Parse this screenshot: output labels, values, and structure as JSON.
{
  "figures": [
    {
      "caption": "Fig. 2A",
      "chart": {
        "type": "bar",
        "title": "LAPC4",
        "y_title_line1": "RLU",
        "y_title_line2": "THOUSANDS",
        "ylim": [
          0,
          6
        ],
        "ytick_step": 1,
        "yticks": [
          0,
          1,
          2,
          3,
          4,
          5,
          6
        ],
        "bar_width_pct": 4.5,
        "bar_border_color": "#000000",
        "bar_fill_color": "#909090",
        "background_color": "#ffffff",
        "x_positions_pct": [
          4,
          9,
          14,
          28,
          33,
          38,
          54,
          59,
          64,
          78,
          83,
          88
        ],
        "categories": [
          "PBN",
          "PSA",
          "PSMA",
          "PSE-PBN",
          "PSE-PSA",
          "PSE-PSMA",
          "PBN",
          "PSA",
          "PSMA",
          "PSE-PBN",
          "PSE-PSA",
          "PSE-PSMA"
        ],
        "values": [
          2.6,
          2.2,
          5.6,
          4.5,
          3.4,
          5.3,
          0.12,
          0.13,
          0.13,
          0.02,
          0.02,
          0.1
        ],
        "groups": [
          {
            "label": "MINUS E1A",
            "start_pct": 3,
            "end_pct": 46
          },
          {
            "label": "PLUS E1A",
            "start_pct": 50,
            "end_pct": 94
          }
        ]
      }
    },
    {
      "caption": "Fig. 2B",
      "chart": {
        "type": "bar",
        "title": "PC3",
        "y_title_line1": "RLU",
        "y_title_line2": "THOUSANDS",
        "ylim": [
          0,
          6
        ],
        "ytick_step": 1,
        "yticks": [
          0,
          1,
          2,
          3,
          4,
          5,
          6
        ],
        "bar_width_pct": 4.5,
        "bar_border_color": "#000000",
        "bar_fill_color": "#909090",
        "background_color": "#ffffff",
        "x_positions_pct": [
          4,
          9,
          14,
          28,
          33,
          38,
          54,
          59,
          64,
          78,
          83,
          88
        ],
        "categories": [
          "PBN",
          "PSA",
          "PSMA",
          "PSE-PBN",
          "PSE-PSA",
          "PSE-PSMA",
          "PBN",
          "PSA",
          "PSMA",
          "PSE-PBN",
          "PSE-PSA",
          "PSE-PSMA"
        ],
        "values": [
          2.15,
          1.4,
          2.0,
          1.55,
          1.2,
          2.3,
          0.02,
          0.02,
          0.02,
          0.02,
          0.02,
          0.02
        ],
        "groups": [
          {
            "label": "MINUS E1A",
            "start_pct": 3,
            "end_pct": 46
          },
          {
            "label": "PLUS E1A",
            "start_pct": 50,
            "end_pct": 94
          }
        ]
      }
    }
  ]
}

◆ **Directive**
Transcribe each record exactly. Leave nothing out.

◆ **Written solution**
Parse this screenshot: output labels, values, and structure as JSON.
{
  "figures": [
    {
      "caption": "Fig. 2A",
      "chart": {
        "type": "bar",
        "title": "LAPC4",
        "y_title_line1": "RLU",
        "y_title_line2": "THOUSANDS",
        "ylim": [
          0,
          6
        ],
        "ytick_step": 1,
        "yticks": [
          0,
          1,
          2,
          3,
          4,
          5,
          6
        ],
        "bar_width_pct": 4.5,
        "bar_border_color": "#000000",
        "bar_fill_color": "#909090",
        "background_color": "#ffffff",
        "x_positions_pct": [
          4,
          9,
          14,
          28,
          33,
          38,
          54,
          59,
          64,
          78,
          83,
          88
        ],
        "categories": [
          "PBN",
          "PSA",
          "PSMA",
          "PSE-PBN",
          "PSE-PSA",
          "PSE-PSMA",
          "PBN",
          "PSA",
          "PSMA",
          "PSE-PBN",
          "PSE-PSA",
          "PSE-PSMA"
        ],
        "values": [
          2.6,
          2.2,
          5.6,
          4.5,
          3.4,
          5.3,
          0.12,
          0.13,
          0.13,
          0.02,
          0.02,
          0.1
        ],
        "groups": [
          {
            "label": "MINUS E1A",
            "start_pct": 3,
            "end_pct": 46
          },
          {
            "label": "PLUS E1A",
            "start_pct": 50,
            "end_pct": 94
          }
        ]
      }
    },
    {
      "caption": "Fig. 2B",
      "chart": {
        "type": "bar",
        "title": "PC3",
        "y_title_line1": "RLU",
        "y_title_line2": "THOUSANDS",
        "ylim": [
          0,
          6
        ],
        "ytick_step": 1,
        "yticks": [
          0,
          1,
          2,
          3,
          4,
          5,
          6
        ],
        "bar_width_pct": 4.5,
        "bar_border_color": "#000000",
        "bar_fill_color": "#909090",
        "background_color": "#ffffff",
        "x_positions_pct": [
          4,
          9,
          14,
          28,
          33,
          38,
          54,
          59,
          64,
          78,
          83,
          88
        ],
        "categories": [
          "PBN",
          "PSA",
          "PSMA",
          "PSE-PBN",
          "PSE-PSA",
          "PSE-PSMA",
          "PBN",
          "PSA",
          "PSMA",
          "PSE-PBN",
          "PSE-PSA",
          "PSE-PSMA"
        ],
        "values": [
          2.15,
          1.4,
          2.0,
          1.55,
          1.2,
          2.3,
          0.02,
          0.02,
          0.02,
          0.02,
          0.02,
          0.02
        ],
        "groups": [
          {
            "label": "MINUS E1A",
            "start_pct": 3,
            "end_pct": 46
          },
          {
            "label": "PLUS E1A",
            "start_pct": 50,
            "end_pct": 94
          }
        ]
      }
    }
  ]
}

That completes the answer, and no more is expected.